» THE TASK
Give all of the lines again, with nothing added or dropped.

» MATERIAL PROVIDED
* BEGIN *
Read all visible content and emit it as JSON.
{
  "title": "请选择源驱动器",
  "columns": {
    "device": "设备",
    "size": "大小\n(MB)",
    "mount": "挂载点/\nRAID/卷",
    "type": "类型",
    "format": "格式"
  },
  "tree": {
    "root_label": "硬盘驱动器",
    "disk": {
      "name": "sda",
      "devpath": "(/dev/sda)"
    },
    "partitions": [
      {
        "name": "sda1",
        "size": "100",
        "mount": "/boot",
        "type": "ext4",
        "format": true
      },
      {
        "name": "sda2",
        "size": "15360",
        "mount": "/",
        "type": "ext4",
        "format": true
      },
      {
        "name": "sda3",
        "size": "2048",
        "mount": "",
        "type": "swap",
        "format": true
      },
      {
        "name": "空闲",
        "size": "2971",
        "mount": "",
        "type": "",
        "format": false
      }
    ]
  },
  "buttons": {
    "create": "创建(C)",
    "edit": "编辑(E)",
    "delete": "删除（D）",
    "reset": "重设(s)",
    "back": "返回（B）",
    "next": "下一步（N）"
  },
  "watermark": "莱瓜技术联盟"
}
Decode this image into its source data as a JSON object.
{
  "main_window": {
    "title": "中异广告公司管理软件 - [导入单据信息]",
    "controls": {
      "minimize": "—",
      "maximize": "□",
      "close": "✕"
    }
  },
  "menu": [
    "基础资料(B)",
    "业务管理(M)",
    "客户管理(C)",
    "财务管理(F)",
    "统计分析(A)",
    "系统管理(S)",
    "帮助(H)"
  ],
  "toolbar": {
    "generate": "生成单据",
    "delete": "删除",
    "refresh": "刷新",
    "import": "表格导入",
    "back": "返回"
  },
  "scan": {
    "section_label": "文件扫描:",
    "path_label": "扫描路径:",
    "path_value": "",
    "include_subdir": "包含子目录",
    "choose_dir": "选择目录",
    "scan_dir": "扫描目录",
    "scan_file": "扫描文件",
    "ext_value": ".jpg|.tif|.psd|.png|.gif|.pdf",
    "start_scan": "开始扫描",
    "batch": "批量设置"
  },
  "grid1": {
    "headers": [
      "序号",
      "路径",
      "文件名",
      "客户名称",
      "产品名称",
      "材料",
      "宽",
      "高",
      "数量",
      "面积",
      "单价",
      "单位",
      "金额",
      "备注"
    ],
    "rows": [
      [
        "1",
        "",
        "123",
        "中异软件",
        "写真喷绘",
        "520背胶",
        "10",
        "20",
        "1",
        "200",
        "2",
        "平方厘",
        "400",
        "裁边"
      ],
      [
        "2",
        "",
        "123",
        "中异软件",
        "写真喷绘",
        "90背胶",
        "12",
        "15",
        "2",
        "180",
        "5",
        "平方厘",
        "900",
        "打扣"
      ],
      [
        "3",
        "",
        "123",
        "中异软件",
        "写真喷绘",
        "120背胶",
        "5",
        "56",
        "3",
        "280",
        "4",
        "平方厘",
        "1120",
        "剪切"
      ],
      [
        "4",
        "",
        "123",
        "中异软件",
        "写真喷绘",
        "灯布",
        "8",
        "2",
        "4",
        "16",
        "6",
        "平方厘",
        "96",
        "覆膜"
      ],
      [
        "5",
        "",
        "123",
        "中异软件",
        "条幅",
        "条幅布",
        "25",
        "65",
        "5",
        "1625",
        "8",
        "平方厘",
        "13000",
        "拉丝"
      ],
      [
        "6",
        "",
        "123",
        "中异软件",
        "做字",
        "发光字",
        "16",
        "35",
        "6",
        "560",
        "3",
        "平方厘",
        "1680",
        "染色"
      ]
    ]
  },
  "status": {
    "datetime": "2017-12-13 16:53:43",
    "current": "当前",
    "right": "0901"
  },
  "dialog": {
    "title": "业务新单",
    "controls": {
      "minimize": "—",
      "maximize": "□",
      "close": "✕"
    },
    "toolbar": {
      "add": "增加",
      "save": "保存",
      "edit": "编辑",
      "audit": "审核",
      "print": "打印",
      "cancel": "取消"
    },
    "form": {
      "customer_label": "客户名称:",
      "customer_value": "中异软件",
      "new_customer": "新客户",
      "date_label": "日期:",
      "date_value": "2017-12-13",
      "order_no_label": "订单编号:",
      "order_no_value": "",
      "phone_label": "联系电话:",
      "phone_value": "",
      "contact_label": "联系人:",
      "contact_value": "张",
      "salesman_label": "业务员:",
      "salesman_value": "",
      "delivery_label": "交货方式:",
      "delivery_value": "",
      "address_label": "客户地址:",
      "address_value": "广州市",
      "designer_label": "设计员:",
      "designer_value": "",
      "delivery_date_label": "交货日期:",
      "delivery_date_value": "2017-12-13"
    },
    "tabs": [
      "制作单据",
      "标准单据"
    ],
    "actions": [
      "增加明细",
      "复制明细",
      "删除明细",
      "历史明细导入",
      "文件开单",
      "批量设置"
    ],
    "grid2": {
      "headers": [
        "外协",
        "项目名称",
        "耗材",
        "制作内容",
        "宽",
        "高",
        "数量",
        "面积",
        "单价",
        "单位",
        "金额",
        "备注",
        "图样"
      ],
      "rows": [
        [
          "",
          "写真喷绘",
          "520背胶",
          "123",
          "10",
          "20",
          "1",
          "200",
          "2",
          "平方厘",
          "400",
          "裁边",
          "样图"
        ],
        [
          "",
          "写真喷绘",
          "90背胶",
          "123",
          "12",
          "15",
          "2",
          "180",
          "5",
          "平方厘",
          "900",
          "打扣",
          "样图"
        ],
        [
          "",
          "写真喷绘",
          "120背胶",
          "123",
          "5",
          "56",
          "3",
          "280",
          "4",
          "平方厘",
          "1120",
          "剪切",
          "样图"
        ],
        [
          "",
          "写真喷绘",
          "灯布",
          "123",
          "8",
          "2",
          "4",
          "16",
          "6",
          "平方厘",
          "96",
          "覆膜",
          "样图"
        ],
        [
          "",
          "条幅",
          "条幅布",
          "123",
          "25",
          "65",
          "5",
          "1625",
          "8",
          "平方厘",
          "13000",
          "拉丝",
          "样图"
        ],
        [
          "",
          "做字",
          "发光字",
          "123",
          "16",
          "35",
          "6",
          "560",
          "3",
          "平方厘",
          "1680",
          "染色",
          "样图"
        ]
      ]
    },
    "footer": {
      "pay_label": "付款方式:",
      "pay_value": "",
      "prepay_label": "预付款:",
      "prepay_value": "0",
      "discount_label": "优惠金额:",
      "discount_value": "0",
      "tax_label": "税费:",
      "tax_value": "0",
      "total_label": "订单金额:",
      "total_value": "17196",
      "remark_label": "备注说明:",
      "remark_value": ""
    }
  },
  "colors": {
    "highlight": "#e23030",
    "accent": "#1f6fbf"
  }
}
* END *
» TASK SOLUTION
Read all visible content and emit it as JSON.
{
  "title": "请选择源驱动器",
  "columns": {
    "device": "设备",
    "size": "大小\n(MB)",
    "mount": "挂载点/\nRAID/卷",
    "type": "类型",
    "format": "格式"
  },
  "tree": {
    "root_label": "硬盘驱动器",
    "disk": {
      "name": "sda",
      "devpath": "(/dev/sda)"
    },
    "partitions": [
      {
        "name": "sda1",
        "size": "100",
        "mount": "/boot",
        "type": "ext4",
        "format": true
      },
      {
        "name": "sda2",
        "size": "15360",
        "mount": "/",
        "type": "ext4",
        "format": true
      },
      {
        "name": "sda3",
        "size": "2048",
        "mount": "",
        "type": "swap",
        "format": true
      },
      {
        "name": "空闲",
        "size": "2971",
        "mount": "",
        "type": "",
        "format": false
      }
    ]
  },
  "buttons": {
    "create": "创建(C)",
    "edit": "编辑(E)",
    "delete": "删除（D）",
    "reset": "重设(s)",
    "back": "返回（B）",
    "next": "下一步（N）"
  },
  "watermark": "莱瓜技术联盟"
}
Decode this image into its source data as a JSON object.
{
  "main_window": {
    "title": "中异广告公司管理软件 - [导入单据信息]",
    "controls": {
      "minimize": "—",
      "maximize": "□",
      "close": "✕"
    }
  },
  "menu": [
    "基础资料(B)",
    "业务管理(M)",
    "客户管理(C)",
    "财务管理(F)",
    "统计分析(A)",
    "系统管理(S)",
    "帮助(H)"
  ],
  "toolbar": {
    "generate": "生成单据",
    "delete": "删除",
    "refresh": "刷新",
    "import": "表格导入",
    "back": "返回"
  },
  "scan": {
    "section_label": "文件扫描:",
    "path_label": "扫描路径:",
    "path_value": "",
    "include_subdir": "包含子目录",
    "choose_dir": "选择目录",
    "scan_dir": "扫描目录",
    "scan_file": "扫描文件",
    "ext_value": ".jpg|.tif|.psd|.png|.gif|.pdf",
    "start_scan": "开始扫描",
    "batch": "批量设置"
  },
  "grid1": {
    "headers": [
      "序号",
      "路径",
      "文件名",
      "客户名称",
      "产品名称",
      "材料",
      "宽",
      "高",
      "数量",
      "面积",
      "单价",
      "单位",
      "金额",
      "备注"
    ],
    "rows": [
      [
        "1",
        "",
        "123",
        "中异软件",
        "写真喷绘",
        "520背胶",
        "10",
        "20",
        "1",
        "200",
        "2",
        "平方厘",
        "400",
        "裁边"
      ],
      [
        "2",
        "",
        "123",
        "中异软件",
        "写真喷绘",
        "90背胶",
        "12",
        "15",
        "2",
        "180",
        "5",
        "平方厘",
        "900",
        "打扣"
      ],
      [
        "3",
        "",
        "123",
        "中异软件",
        "写真喷绘",
        "120背胶",
        "5",
        "56",
        "3",
        "280",
        "4",
        "平方厘",
        "1120",
        "剪切"
      ],
      [
        "4",
        "",
        "123",
        "中异软件",
        "写真喷绘",
        "灯布",
        "8",
        "2",
        "4",
        "16",
        "6",
        "平方厘",
        "96",
        "覆膜"
      ],
      [
        "5",
        "",
        "123",
        "中异软件",
        "条幅",
        "条幅布",
        "25",
        "65",
        "5",
        "1625",
        "8",
        "平方厘",
        "13000",
        "拉丝"
      ],
      [
        "6",
        "",
        "123",
        "中异软件",
        "做字",
        "发光字",
        "16",
        "35",
        "6",
        "560",
        "3",
        "平方厘",
        "1680",
        "染色"
      ]
    ]
  },
  "status": {
    "datetime": "2017-12-13 16:53:43",
    "current": "当前",
    "right": "0901"
  },
  "dialog": {
    "title": "业务新单",
    "controls": {
      "minimize": "—",
      "maximize": "□",
      "close": "✕"
    },
    "toolbar": {
      "add": "增加",
      "save": "保存",
      "edit": "编辑",
      "audit": "审核",
      "print": "打印",
      "cancel": "取消"
    },
    "form": {
      "customer_label": "客户名称:",
      "customer_value": "中异软件",
      "new_customer": "新客户",
      "date_label": "日期:",
      "date_value": "2017-12-13",
      "order_no_label": "订单编号:",
      "order_no_value": "",
      "phone_label": "联系电话:",
      "phone_value": "",
      "contact_label": "联系人:",
      "contact_value": "张",
      "salesman_label": "业务员:",
      "salesman_value": "",
      "delivery_label": "交货方式:",
      "delivery_value": "",
      "address_label": "客户地址:",
      "address_value": "广州市",
      "designer_label": "设计员:",
      "designer_value": "",
      "delivery_date_label": "交货日期:",
      "delivery_date_value": "2017-12-13"
    },
    "tabs": [
      "制作单据",
      "标准单据"
    ],
    "actions": [
      "增加明细",
      "复制明细",
      "删除明细",
      "历史明细导入",
      "文件开单",
      "批量设置"
    ],
    "grid2": {
      "headers": [
        "外协",
        "项目名称",
        "耗材",
        "制作内容",
        "宽",
        "高",
        "数量",
        "面积",
        "单价",
        "单位",
        "金额",
        "备注",
        "图样"
      ],
      "rows": [
        [
          "",
          "写真喷绘",
          "520背胶",
          "123",
          "10",
          "20",
          "1",
          "200",
          "2",
          "平方厘",
          "400",
          "裁边",
          "样图"
        ],
        [
          "",
          "写真喷绘",
          "90背胶",
          "123",
          "12",
          "15",
          "2",
          "180",
          "5",
          "平方厘",
          "900",
          "打扣",
          "样图"
        ],
        [
          "",
          "写真喷绘",
          "120背胶",
          "123",
          "5",
          "56",
          "3",
          "280",
          "4",
          "平方厘",
          "1120",
          "剪切",
          "样图"
        ],
        [
          "",
          "写真喷绘",
          "灯布",
          "123",
          "8",
          "2",
          "4",
          "16",
          "6",
          "平方厘",
          "96",
          "覆膜",
          "样图"
        ],
        [
          "",
          "条幅",
          "条幅布",
          "123",
          "25",
          "65",
          "5",
          "1625",
          "8",
          "平方厘",
          "13000",
          "拉丝",
          "样图"
        ],
        [
          "",
          "做字",
          "发光字",
          "123",
          "16",
          "35",
          "6",
          "560",
          "3",
          "平方厘",
          "1680",
          "染色",
          "样图"
        ]
      ]
    },
    "footer": {
      "pay_label": "付款方式:",
      "pay_value": "",
      "prepay_label": "预付款:",
      "prepay_value": "0",
      "discount_label": "优惠金额:",
      "discount_value": "0",
      "tax_label": "税费:",
      "tax_value": "0",
      "total_label": "订单金额:",
      "total_value": "17196",
      "remark_label": "备注说明:",
      "remark_value": ""
    }
  },
  "colors": {
    "highlight": "#e23030",
    "accent": "#1f6fbf"
  }
}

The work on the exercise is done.